## [Given task 1]
In the TVR article, from what Christian name was the acronym TVR derived?
## [Given task 2]
Copy the passage of the TVR article between "Rightly or otherwise, motoring" and "to enjoy them.", inclusive.

[START Page]

Muscle for pleasure

The best thing to come out of Blackpool since the M55? Actually, the Griffith is one of the best things to have come out of anywhere. Ever

Rightly or otherwise, motoring as a leisure activity has been tethered by the shackles of political and environmental concerns. The words ‘motoring’ and ‘freedom’, once compatible, have long since gone their separate ways, perhaps for ever. Leastways, that appears to be the case in England, what with Captain Gatso rearing his ugly grey metal head on quiet leafy lanes in selected counties.

Ideals may have changed but, happily, there are still hopeless romantics whose fingers cling stubbornly to the few surviving threads of true motoring pleasure, a concept subdued by the diminishing number of desirable roads and the decreasing number of modern cars with which to enjoy them.

The letters TVR sound not a bit romantic (the acronym was, after all, derived from the christian name ‘Trevor’), but the sensuous two-seater sports cars emerging from its little Blackpool factory every week embody the very essence of what motoring ought to be. There’s no giant corporation’s deep yet cynical marketing philosophy behind the TVR concept. It’s just a small car with a big heart, a detachable top and rear-wheel-drive.

[END Page]
[START Dataset rows]

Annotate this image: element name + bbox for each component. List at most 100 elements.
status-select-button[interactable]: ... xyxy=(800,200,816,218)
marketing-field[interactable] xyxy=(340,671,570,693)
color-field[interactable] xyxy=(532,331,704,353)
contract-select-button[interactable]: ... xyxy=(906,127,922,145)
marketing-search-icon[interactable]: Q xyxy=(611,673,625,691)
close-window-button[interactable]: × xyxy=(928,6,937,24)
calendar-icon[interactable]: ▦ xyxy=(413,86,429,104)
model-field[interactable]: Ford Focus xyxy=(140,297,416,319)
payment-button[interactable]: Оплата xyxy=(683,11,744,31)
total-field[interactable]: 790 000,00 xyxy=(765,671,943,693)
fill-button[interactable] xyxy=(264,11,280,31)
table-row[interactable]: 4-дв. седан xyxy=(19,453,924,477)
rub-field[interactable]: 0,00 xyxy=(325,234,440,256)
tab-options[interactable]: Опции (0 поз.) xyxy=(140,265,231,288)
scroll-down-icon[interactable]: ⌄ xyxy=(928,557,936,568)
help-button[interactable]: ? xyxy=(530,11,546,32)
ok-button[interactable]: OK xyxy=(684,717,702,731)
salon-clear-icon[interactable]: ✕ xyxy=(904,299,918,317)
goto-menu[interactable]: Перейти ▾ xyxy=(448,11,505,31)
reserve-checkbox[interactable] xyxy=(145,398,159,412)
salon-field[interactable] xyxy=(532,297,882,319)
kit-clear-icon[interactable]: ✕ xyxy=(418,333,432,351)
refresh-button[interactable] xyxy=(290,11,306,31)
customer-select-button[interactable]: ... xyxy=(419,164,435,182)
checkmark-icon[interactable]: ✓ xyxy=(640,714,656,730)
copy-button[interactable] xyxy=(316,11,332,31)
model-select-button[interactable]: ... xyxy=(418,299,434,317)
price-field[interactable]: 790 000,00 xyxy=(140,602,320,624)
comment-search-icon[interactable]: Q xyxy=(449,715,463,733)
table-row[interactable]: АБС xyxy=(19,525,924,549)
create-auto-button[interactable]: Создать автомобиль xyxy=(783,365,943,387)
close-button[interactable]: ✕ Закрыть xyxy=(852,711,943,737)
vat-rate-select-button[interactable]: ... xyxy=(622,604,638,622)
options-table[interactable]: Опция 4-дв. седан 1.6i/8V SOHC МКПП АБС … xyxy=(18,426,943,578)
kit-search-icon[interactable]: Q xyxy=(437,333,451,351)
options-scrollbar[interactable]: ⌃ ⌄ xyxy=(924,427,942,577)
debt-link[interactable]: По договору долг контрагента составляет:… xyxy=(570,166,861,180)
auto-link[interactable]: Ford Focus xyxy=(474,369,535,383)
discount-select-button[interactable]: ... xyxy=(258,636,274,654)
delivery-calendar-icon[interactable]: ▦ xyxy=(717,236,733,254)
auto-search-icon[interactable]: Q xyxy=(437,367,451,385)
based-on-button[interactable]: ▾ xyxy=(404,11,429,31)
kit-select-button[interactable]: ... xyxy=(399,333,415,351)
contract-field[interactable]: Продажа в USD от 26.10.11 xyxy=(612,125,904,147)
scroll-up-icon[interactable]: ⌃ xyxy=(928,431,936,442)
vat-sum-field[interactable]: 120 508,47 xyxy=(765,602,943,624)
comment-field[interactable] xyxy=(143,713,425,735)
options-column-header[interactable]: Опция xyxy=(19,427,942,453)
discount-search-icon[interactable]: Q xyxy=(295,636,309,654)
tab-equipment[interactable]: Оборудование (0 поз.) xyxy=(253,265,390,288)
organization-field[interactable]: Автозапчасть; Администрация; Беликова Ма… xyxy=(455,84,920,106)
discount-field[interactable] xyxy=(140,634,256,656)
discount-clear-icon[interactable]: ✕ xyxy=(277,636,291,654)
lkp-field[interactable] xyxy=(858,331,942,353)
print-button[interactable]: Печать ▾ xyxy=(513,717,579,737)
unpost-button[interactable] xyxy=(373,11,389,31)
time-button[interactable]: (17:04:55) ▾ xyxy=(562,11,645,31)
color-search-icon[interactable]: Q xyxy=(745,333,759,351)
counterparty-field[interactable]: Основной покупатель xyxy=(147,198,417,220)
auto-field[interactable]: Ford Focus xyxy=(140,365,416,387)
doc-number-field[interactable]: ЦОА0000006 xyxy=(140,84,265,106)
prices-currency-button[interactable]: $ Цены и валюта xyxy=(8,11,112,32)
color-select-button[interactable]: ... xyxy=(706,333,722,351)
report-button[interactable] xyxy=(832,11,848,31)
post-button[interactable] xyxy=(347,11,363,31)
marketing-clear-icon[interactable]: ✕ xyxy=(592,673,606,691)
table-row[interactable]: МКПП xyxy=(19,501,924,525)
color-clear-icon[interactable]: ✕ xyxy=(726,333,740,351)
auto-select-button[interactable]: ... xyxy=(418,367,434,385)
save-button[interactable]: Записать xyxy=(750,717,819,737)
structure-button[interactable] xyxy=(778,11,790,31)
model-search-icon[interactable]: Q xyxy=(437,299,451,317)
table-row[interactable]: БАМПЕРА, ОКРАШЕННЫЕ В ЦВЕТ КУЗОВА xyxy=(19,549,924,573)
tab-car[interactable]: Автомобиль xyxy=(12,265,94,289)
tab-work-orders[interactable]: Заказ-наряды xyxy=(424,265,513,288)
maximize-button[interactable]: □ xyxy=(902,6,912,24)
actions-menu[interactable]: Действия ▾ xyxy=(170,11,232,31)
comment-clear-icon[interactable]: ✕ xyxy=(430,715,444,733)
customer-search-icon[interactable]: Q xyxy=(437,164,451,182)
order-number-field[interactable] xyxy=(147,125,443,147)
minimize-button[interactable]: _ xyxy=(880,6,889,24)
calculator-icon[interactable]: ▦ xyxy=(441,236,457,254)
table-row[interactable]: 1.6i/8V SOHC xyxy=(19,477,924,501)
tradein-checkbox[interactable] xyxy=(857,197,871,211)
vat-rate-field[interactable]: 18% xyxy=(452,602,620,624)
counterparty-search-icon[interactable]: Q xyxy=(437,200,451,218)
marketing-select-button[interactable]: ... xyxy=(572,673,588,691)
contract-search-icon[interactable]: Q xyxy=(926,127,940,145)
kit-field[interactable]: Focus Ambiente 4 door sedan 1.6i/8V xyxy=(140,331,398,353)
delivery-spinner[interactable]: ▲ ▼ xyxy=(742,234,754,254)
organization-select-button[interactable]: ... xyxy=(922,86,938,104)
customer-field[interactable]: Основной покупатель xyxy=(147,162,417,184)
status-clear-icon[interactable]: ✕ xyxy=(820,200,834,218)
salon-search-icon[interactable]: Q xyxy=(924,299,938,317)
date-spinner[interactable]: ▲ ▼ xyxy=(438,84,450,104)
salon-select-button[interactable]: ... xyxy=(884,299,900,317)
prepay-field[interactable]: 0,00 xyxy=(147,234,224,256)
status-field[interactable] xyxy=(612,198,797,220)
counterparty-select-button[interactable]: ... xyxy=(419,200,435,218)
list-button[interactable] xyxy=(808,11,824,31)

[END Dataset rows]

## [Answer 1]
Trevor

## [Answer 2]
Rightly or otherwise, motoring as a leisure activity has been tethered by the shackles of political and environmental concerns. The words ‘motoring’ and ‘freedom’, once compatible, have long since gone their separate ways, perhaps for ever. Leastways, that appears to be the case in England, what with Captain Gatso rearing his ugly grey metal head on quiet leafy lanes in selected counties.

Ideals may have changed but, happily, there are still hopeless romantics whose fingers cling stubbornly to the few surviving threads of true motoring pleasure, a concept subdued by the diminishing number of desirable roads and the decreasing number of modern cars with which to enjoy them.